### Goal:
Could you write out every record below exactly, leaving out any pictures?

### Entries supplied:

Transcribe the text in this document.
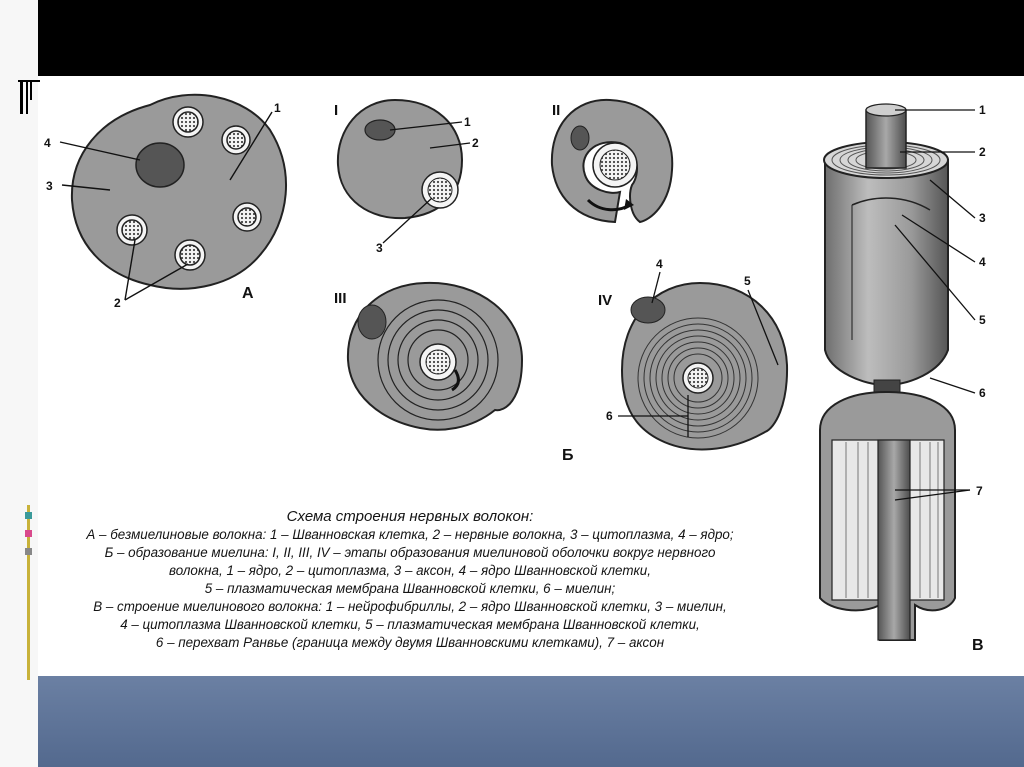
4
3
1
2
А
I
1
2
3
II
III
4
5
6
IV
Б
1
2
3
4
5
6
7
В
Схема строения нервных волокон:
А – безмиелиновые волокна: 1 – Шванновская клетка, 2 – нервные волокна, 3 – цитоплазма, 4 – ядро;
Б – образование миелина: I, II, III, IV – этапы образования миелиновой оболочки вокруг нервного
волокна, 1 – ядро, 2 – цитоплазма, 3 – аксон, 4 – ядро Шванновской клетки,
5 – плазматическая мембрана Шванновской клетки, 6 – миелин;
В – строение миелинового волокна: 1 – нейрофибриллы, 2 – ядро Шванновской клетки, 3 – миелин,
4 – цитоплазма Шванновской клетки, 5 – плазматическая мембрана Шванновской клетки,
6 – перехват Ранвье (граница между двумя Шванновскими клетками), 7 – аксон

### Solution below:
Transcribe the text in this document.
4
3
1
2
А
I
1
2
3
II
III
4
5
6
IV
Б
1
2
3
4
5
6
7
В
Схема строения нервных волокон:
А – безмиелиновые волокна: 1 – Шванновская клетка, 2 – нервные волокна, 3 – цитоплазма, 4 – ядро;
Б – образование миелина: I, II, III, IV – этапы образования миелиновой оболочки вокруг нервного
волокна, 1 – ядро, 2 – цитоплазма, 3 – аксон, 4 – ядро Шванновской клетки,
5 – плазматическая мембрана Шванновской клетки, 6 – миелин;
В – строение миелинового волокна: 1 – нейрофибриллы, 2 – ядро Шванновской клетки, 3 – миелин,
4 – цитоплазма Шванновской клетки, 5 – плазматическая мембрана Шванновской клетки,
6 – перехват Ранвье (граница между двумя Шванновскими клетками), 7 – аксон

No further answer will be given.